→ RECORDS FOR THE TASK:
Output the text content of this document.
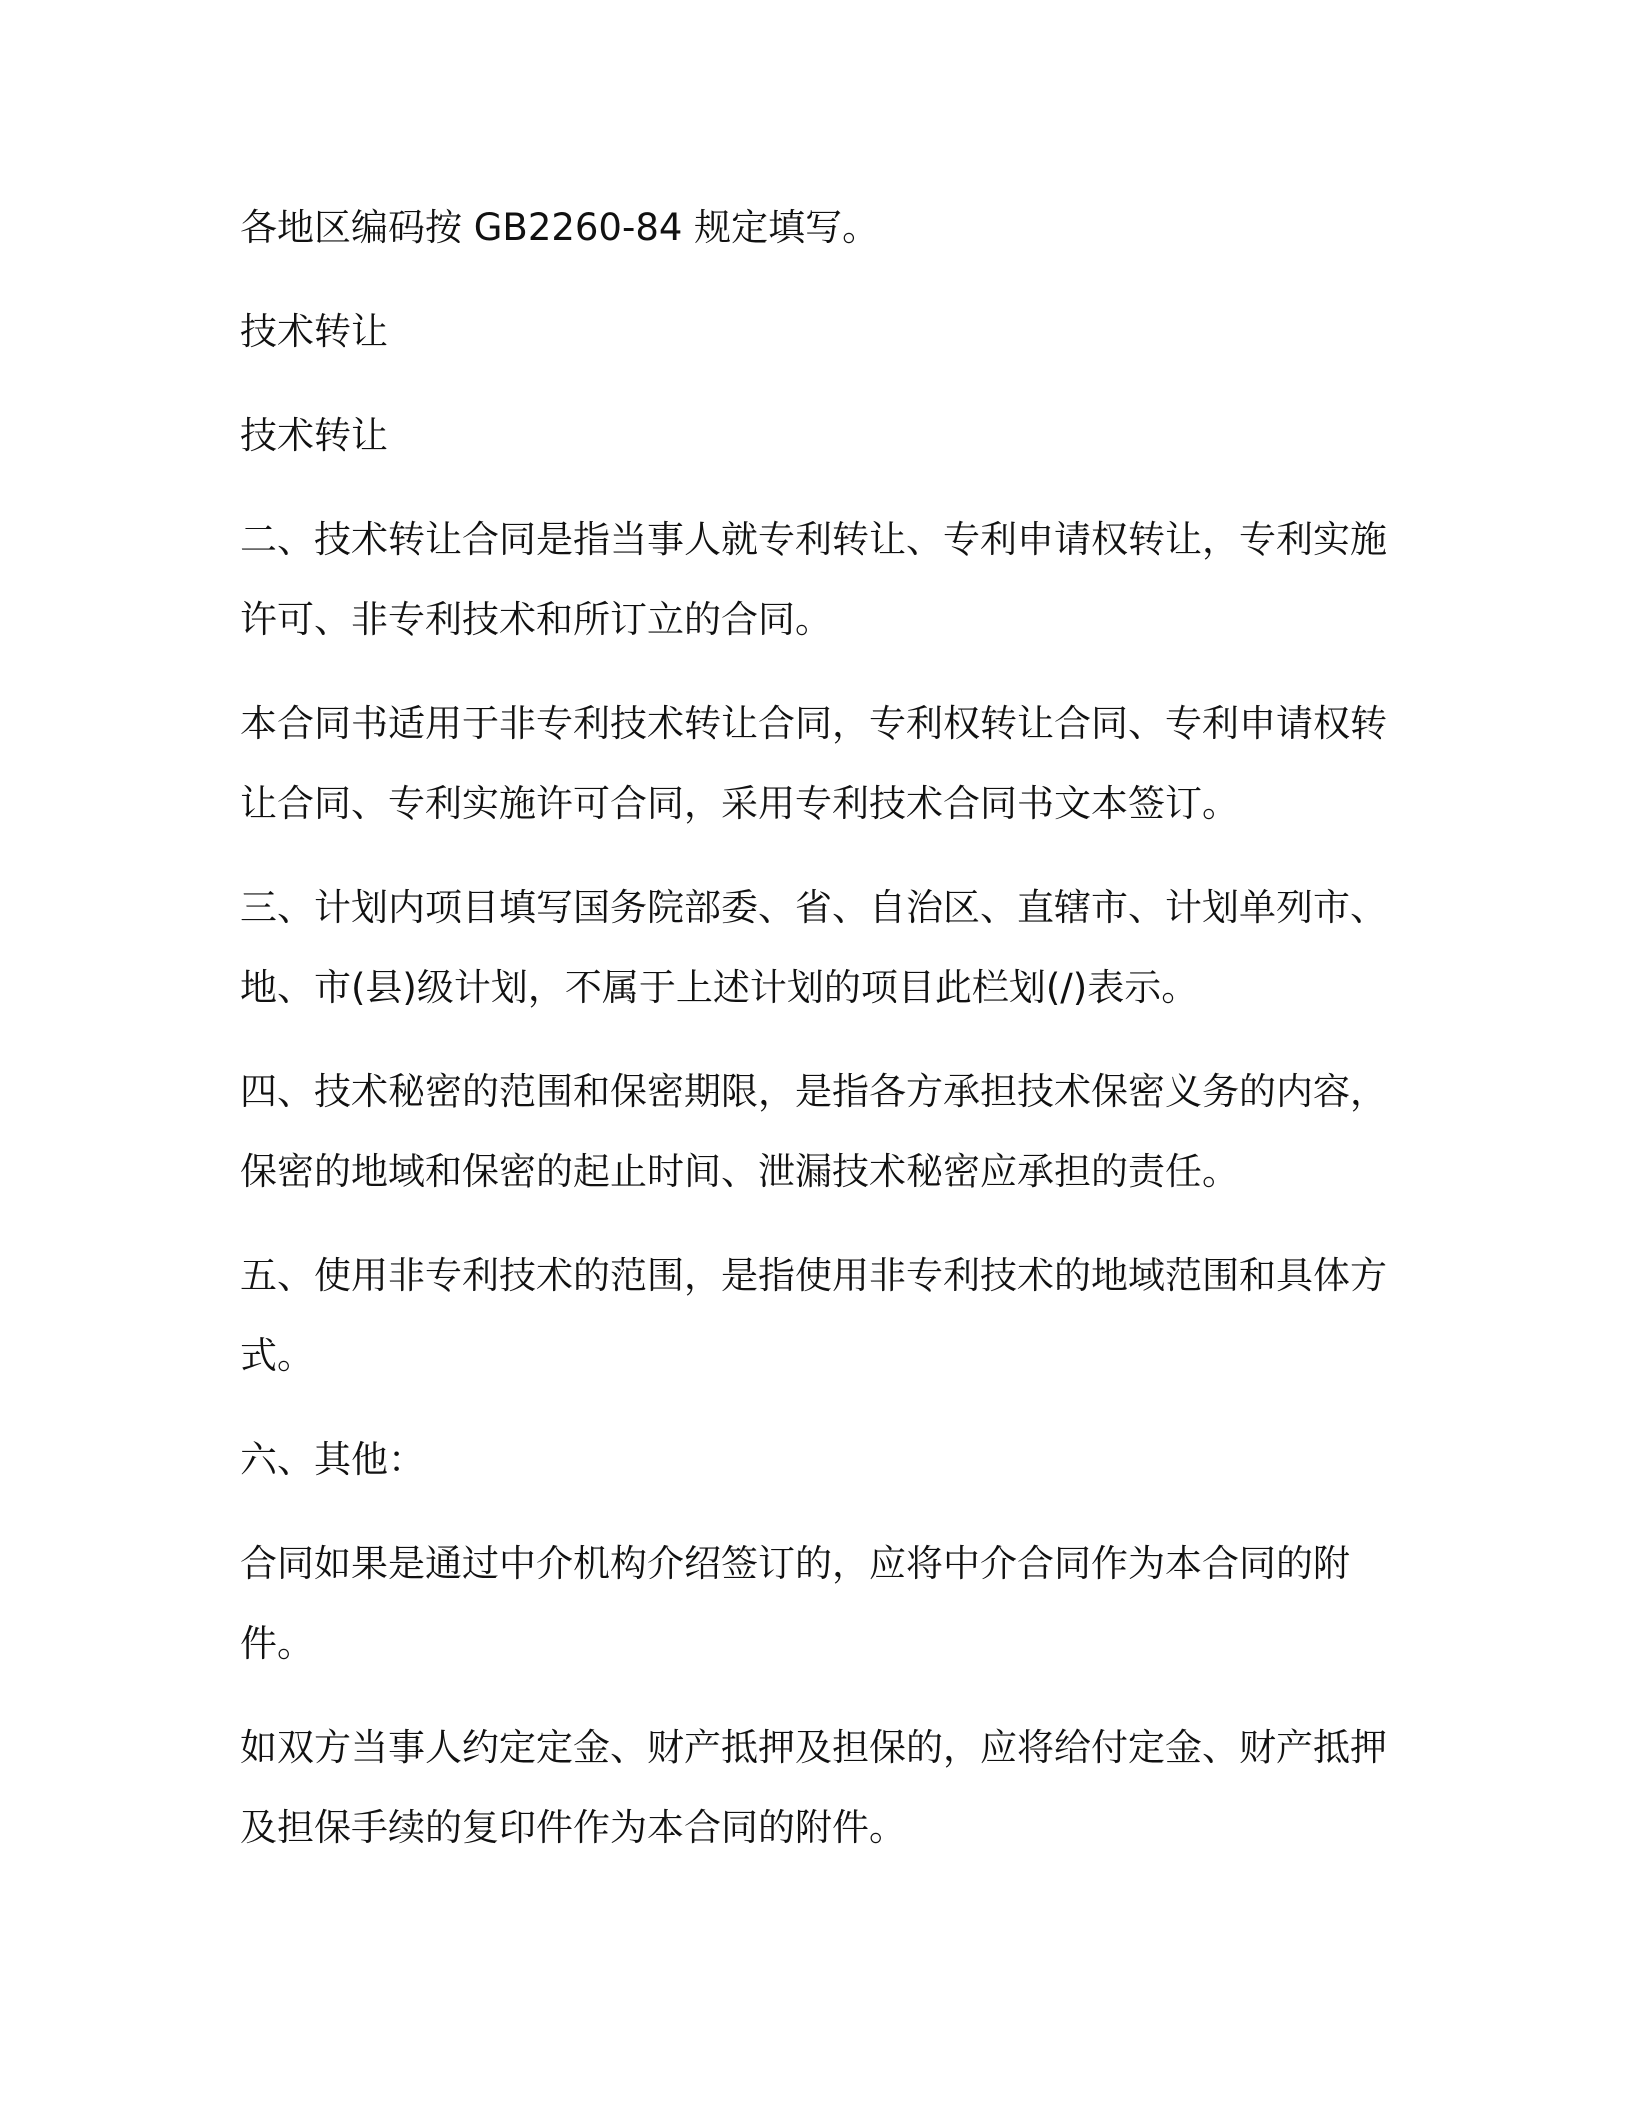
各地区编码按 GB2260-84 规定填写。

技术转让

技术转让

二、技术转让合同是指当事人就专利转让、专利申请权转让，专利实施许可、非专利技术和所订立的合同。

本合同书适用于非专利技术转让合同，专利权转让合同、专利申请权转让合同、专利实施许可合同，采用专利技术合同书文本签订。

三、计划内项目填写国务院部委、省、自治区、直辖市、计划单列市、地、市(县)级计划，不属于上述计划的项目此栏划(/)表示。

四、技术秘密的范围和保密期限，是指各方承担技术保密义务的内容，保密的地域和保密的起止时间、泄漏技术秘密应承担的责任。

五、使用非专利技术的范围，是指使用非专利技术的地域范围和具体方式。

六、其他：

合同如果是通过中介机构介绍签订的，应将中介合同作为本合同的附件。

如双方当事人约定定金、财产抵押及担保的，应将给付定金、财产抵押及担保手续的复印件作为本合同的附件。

---

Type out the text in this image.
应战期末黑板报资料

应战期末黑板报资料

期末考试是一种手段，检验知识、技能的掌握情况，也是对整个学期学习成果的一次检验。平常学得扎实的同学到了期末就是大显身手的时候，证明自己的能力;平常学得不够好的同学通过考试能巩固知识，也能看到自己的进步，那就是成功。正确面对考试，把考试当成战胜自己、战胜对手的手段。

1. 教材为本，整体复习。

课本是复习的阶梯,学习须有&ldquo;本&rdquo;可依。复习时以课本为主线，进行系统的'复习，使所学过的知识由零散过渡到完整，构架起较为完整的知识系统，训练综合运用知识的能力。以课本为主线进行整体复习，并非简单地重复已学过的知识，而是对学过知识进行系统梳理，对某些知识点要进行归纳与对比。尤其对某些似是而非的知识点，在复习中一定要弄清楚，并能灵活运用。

→ EXERCISE: Gather all lines where the word "text" appears.

→ SOLUTION:
Output the text content of this document.
Type out the text in this image.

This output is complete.